→ PROBLEM DETAILS: Every line below must be reproduced exactly. Copy them all.

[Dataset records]
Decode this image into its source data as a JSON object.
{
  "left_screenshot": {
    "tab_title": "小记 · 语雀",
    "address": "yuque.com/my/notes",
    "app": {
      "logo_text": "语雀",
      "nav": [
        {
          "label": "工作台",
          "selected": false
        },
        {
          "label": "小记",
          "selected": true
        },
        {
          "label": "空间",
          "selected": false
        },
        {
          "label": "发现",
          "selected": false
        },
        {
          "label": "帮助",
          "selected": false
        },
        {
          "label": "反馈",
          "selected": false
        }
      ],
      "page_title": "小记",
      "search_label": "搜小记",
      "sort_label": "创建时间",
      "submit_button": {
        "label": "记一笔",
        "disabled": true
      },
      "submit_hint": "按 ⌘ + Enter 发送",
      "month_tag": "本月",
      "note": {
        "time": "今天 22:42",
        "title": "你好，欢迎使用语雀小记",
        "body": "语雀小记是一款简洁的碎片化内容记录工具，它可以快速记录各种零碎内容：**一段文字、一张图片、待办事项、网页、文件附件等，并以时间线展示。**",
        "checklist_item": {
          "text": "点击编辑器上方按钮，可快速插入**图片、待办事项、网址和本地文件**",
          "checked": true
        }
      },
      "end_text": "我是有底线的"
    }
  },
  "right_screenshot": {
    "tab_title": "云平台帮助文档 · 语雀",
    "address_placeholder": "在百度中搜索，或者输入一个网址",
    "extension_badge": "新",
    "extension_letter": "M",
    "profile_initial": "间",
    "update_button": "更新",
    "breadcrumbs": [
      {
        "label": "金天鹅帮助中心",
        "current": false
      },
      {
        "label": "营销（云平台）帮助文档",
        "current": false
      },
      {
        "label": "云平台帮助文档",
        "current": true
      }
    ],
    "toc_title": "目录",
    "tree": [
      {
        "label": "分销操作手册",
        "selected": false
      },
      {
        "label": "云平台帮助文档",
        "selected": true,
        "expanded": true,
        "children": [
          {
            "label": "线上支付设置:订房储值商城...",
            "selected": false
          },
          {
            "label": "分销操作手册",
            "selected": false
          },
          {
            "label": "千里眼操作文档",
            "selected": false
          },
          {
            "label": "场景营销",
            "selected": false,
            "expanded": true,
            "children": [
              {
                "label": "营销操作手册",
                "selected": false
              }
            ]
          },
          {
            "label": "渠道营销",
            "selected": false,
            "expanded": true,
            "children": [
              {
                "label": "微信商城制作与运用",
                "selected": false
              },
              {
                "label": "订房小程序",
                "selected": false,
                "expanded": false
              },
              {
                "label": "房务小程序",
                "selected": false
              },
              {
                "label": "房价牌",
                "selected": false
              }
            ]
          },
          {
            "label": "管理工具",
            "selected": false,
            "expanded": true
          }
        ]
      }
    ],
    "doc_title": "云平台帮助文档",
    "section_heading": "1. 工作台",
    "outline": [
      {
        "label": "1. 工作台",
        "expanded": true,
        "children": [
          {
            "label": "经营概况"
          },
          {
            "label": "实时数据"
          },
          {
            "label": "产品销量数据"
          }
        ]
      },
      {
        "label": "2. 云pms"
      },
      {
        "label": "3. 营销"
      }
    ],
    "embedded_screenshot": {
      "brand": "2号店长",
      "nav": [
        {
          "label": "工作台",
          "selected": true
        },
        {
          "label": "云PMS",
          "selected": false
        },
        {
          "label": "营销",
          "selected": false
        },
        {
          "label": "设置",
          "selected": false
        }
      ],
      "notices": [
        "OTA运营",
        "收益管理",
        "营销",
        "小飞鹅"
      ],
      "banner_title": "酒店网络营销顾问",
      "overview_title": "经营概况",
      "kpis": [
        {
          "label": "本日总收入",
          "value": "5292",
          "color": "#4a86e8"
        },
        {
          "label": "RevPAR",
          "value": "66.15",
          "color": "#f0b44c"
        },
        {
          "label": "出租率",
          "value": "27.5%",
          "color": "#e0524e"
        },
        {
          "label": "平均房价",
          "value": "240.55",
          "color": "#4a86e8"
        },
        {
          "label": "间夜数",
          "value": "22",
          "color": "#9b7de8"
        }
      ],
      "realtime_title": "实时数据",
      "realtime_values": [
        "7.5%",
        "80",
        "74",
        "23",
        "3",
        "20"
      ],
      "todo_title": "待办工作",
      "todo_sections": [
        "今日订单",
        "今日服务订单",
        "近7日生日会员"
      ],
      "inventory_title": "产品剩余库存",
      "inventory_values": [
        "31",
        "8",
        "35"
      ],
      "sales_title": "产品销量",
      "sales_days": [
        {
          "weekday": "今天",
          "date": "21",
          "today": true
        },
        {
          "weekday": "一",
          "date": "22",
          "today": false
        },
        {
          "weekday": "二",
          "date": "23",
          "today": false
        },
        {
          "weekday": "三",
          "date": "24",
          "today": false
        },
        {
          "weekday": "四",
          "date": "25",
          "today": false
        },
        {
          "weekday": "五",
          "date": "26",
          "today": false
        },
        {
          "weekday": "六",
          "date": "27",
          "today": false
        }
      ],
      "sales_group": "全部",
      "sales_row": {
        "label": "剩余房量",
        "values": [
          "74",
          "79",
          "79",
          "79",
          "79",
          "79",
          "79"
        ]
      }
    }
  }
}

→ CORRECT RESULT:
Decode this image into its source data as a JSON object.
{
  "left_screenshot": {
    "tab_title": "小记 · 语雀",
    "address": "yuque.com/my/notes",
    "app": {
      "logo_text": "语雀",
      "nav": [
        {
          "label": "工作台",
          "selected": false
        },
        {
          "label": "小记",
          "selected": true
        },
        {
          "label": "空间",
          "selected": false
        },
        {
          "label": "发现",
          "selected": false
        },
        {
          "label": "帮助",
          "selected": false
        },
        {
          "label": "反馈",
          "selected": false
        }
      ],
      "page_title": "小记",
      "search_label": "搜小记",
      "sort_label": "创建时间",
      "submit_button": {
        "label": "记一笔",
        "disabled": true
      },
      "submit_hint": "按 ⌘ + Enter 发送",
      "month_tag": "本月",
      "note": {
        "time": "今天 22:42",
        "title": "你好，欢迎使用语雀小记",
        "body": "语雀小记是一款简洁的碎片化内容记录工具，它可以快速记录各种零碎内容：**一段文字、一张图片、待办事项、网页、文件附件等，并以时间线展示。**",
        "checklist_item": {
          "text": "点击编辑器上方按钮，可快速插入**图片、待办事项、网址和本地文件**",
          "checked": true
        }
      },
      "end_text": "我是有底线的"
    }
  },
  "right_screenshot": {
    "tab_title": "云平台帮助文档 · 语雀",
    "address_placeholder": "在百度中搜索，或者输入一个网址",
    "extension_badge": "新",
    "extension_letter": "M",
    "profile_initial": "间",
    "update_button": "更新",
    "breadcrumbs": [
      {
        "label": "金天鹅帮助中心",
        "current": false
      },
      {
        "label": "营销（云平台）帮助文档",
        "current": false
      },
      {
        "label": "云平台帮助文档",
        "current": true
      }
    ],
    "toc_title": "目录",
    "tree": [
      {
        "label": "分销操作手册",
        "selected": false
      },
      {
        "label": "云平台帮助文档",
        "selected": true,
        "expanded": true,
        "children": [
          {
            "label": "线上支付设置:订房储值商城...",
            "selected": false
          },
          {
            "label": "分销操作手册",
            "selected": false
          },
          {
            "label": "千里眼操作文档",
            "selected": false
          },
          {
            "label": "场景营销",
            "selected": false,
            "expanded": true,
            "children": [
              {
                "label": "营销操作手册",
                "selected": false
              }
            ]
          },
          {
            "label": "渠道营销",
            "selected": false,
            "expanded": true,
            "children": [
              {
                "label": "微信商城制作与运用",
                "selected": false
              },
              {
                "label": "订房小程序",
                "selected": false,
                "expanded": false
              },
              {
                "label": "房务小程序",
                "selected": false
              },
              {
                "label": "房价牌",
                "selected": false
              }
            ]
          },
          {
            "label": "管理工具",
            "selected": false,
            "expanded": true
          }
        ]
      }
    ],
    "doc_title": "云平台帮助文档",
    "section_heading": "1. 工作台",
    "outline": [
      {
        "label": "1. 工作台",
        "expanded": true,
        "children": [
          {
            "label": "经营概况"
          },
          {
            "label": "实时数据"
          },
          {
            "label": "产品销量数据"
          }
        ]
      },
      {
        "label": "2. 云pms"
      },
      {
        "label": "3. 营销"
      }
    ],
    "embedded_screenshot": {
      "brand": "2号店长",
      "nav": [
        {
          "label": "工作台",
          "selected": true
        },
        {
          "label": "云PMS",
          "selected": false
        },
        {
          "label": "营销",
          "selected": false
        },
        {
          "label": "设置",
          "selected": false
        }
      ],
      "notices": [
        "OTA运营",
        "收益管理",
        "营销",
        "小飞鹅"
      ],
      "banner_title": "酒店网络营销顾问",
      "overview_title": "经营概况",
      "kpis": [
        {
          "label": "本日总收入",
          "value": "5292",
          "color": "#4a86e8"
        },
        {
          "label": "RevPAR",
          "value": "66.15",
          "color": "#f0b44c"
        },
        {
          "label": "出租率",
          "value": "27.5%",
          "color": "#e0524e"
        },
        {
          "label": "平均房价",
          "value": "240.55",
          "color": "#4a86e8"
        },
        {
          "label": "间夜数",
          "value": "22",
          "color": "#9b7de8"
        }
      ],
      "realtime_title": "实时数据",
      "realtime_values": [
        "7.5%",
        "80",
        "74",
        "23",
        "3",
        "20"
      ],
      "todo_title": "待办工作",
      "todo_sections": [
        "今日订单",
        "今日服务订单",
        "近7日生日会员"
      ],
      "inventory_title": "产品剩余库存",
      "inventory_values": [
        "31",
        "8",
        "35"
      ],
      "sales_title": "产品销量",
      "sales_days": [
        {
          "weekday": "今天",
          "date": "21",
          "today": true
        },
        {
          "weekday": "一",
          "date": "22",
          "today": false
        },
        {
          "weekday": "二",
          "date": "23",
          "today": false
        },
        {
          "weekday": "三",
          "date": "24",
          "today": false
        },
        {
          "weekday": "四",
          "date": "25",
          "today": false
        },
        {
          "weekday": "五",
          "date": "26",
          "today": false
        },
        {
          "weekday": "六",
          "date": "27",
          "today": false
        }
      ],
      "sales_group": "全部",
      "sales_row": {
        "label": "剩余房量",
        "values": [
          "74",
          "79",
          "79",
          "79",
          "79",
          "79",
          "79"
        ]
      }
    }
  }
}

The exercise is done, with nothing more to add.